## TEXT EXTRACT
** begin **

Local models needed for AC event
A Bermudian designer is calling for local models to join a community cultural event in June.
In four years, Catherine Quin’s eponymous label has gained a cult following for its singular palette and “seasonless” styles.
Stocked in boutiques in Canada, New York, Los Angeles, London and Seoul, Korea, Ms Quin has been featured in Elle, Vogue, Grazia, The Times, Harper’s Bazaar, The Financial Times and on the cover of The Telegraph’s Stella Magazine.
The former lawyer said she hoped to use her success to bring awareness to Bermuda.
“We were always trying to find the synergy between art, fashion and sailing,” said Ms Quin, who has created cultural initiative Paradise 32 after seeing opportunities in the America’s Cup.
The weeklong event will include art installations, a fashion presentation, shopping opportunities and a gala, held at venues across the island.
Ms Quin’s fashion presentation will take place on June 12 at the Hamilton Princess and will not follow the traditional model of a runway show.
The wheels started turning when she teamed up with the BTA for an art dinner earlier last year, which she hailed “a big success”.
“I went away to think of what I could do that would be interesting, not just prosaic,” said Ms Quin, who hosted 36 “tastemakers” at legendary Hollywood hotel, the Chateau Marmont last May.
X-Men’s James Marsden, Langley Hemingway and musician Lykke Li, who performed on the island in 2009, were welcomed alongside Los Angeles gallerists Max Farago and Silvia Chivaratanoud, art curator and wife of Philippe Vergne, director of the Museum of Contemporary Art Los Angeles.

** end **

## TASK STATEMENT
Decide whether each statement agrees with the article on Catherine Quin's Paradise 32 event: (a) Ms Quin's fashion presentation will be a traditional runway show; (b) Ms Quin used to work as a lawyer; (c) Ms Quin hosted 36 "tastemakers" at the Chateau Marmont. Answer yes or no for each, quoting the deciding words of the article exactly. The listing after this point isn't needed for this work.

## ENTRIES SHOWN

** begin **

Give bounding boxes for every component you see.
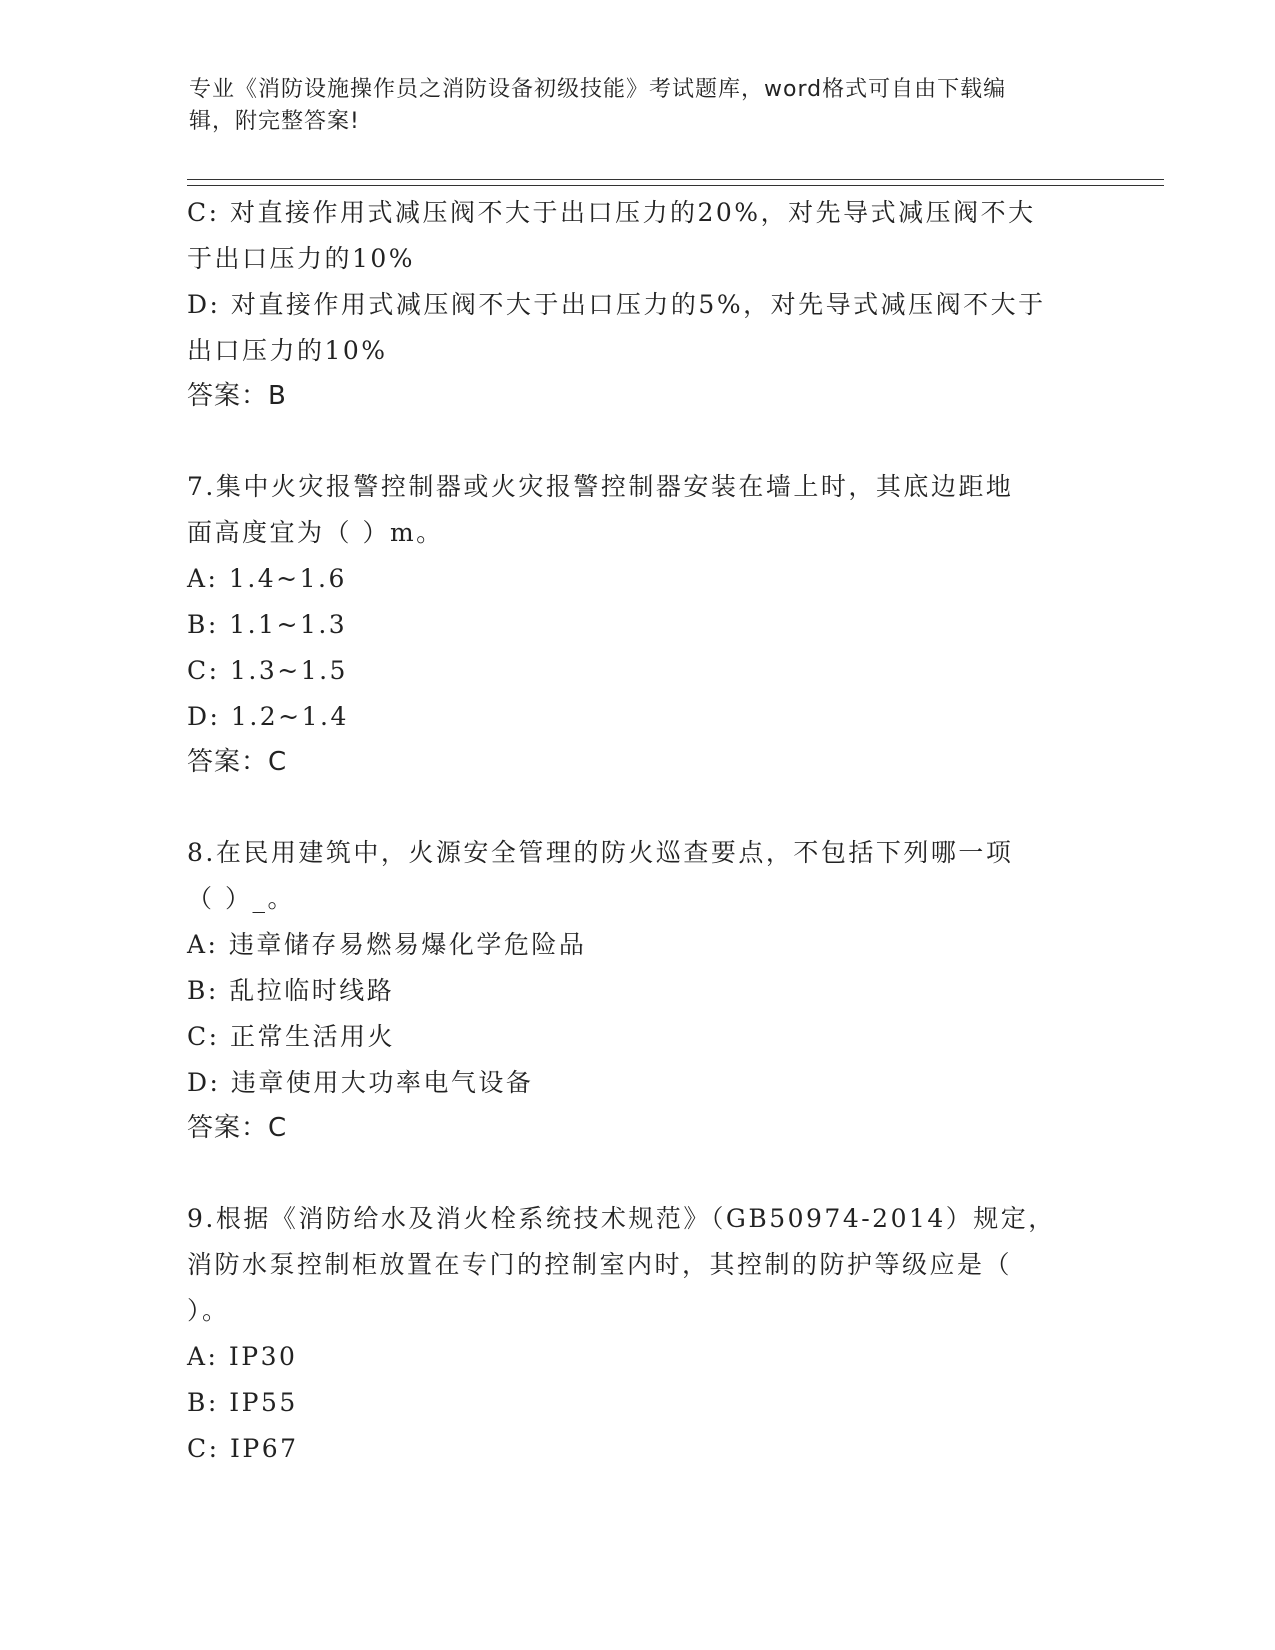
option-c: C: 正常生活用火 [187,1022,395,1051]
option-b: B: 乱拉临时线路 [187,976,395,1005]
option-b: B: 1.1~1.3 [187,610,348,639]
question-stem-line-3: ）。 [187,1296,230,1325]
option-c: C: 1.3~1.5 [187,656,348,685]
header-divider-bottom [187,185,1164,186]
header-line-2: 辑，附完整答案! [189,109,360,134]
question-stem-line-2: 面高度宜为（ ）m。 [187,518,444,547]
option-a: A: 违章储存易燃易爆化学危险品 [187,930,587,959]
question-block-8 [187,830,1087,1150]
option-c-line-2: 于出口压力的10% [187,244,416,273]
answer-label: 答案：C [187,747,288,777]
answer-label: 答案：C [187,1113,288,1143]
option-b: B: IP55 [187,1388,298,1417]
option-c-line-1: C: 对直接作用式减压阀不大于出口压力的20%，对先导式减压阀不大 [187,198,1036,227]
header-line-1: 专业《消防设施操作员之消防设备初级技能》考试题库，word格式可自由下载编 [189,77,1007,102]
question-stem-line-2: （ ）_。 [187,884,295,913]
spacer [187,784,1087,830]
answer-label: 答案：B [187,381,287,411]
document-header [189,74,1089,138]
question-stem-line-1: 7.集中火灾报警控制器或火灾报警控制器安装在墙上时，其底边距地 [187,472,1014,501]
question-stem-line-1: 8.在民用建筑中，火源安全管理的防火巡查要点，不包括下列哪一项 [187,838,1014,867]
option-d-line-1: D: 对直接作用式减压阀不大于出口压力的5%，对先导式减压阀不大于 [187,290,1046,319]
option-d-line-2: 出口压力的10% [187,336,388,365]
option-a: A: 1.4~1.6 [187,564,347,593]
question-list [187,190,1087,1472]
option-d: D: 1.2~1.4 [187,702,349,731]
spacer [187,1150,1087,1196]
option-a: A: IP30 [187,1342,298,1371]
question-stem-line-2: 消防水泵控制柜放置在专门的控制室内时，其控制的防护等级应是（ [187,1250,1013,1279]
question-block-9 [187,1196,1087,1472]
spacer [187,418,1087,464]
question-stem-line-1: 9.根据《消防给水及消火栓系统技术规范》（GB50974-2014）规定， [187,1204,1056,1233]
question-block-7 [187,464,1087,784]
option-c: C: IP67 [187,1434,299,1463]
question-block-prev [187,190,1087,418]
header-divider-top [187,179,1164,180]
option-d: D: 违章使用大功率电气设备 [187,1068,534,1097]
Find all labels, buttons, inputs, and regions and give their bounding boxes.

** end **

## RESULT FOR THIS TASK
(a) No: "will not follow the traditional model of a runway show"
(b) Yes: "The former lawyer"
(c) Yes: "hosted 36 “tastemakers” at legendary Hollywood hotel, the Chateau Marmont"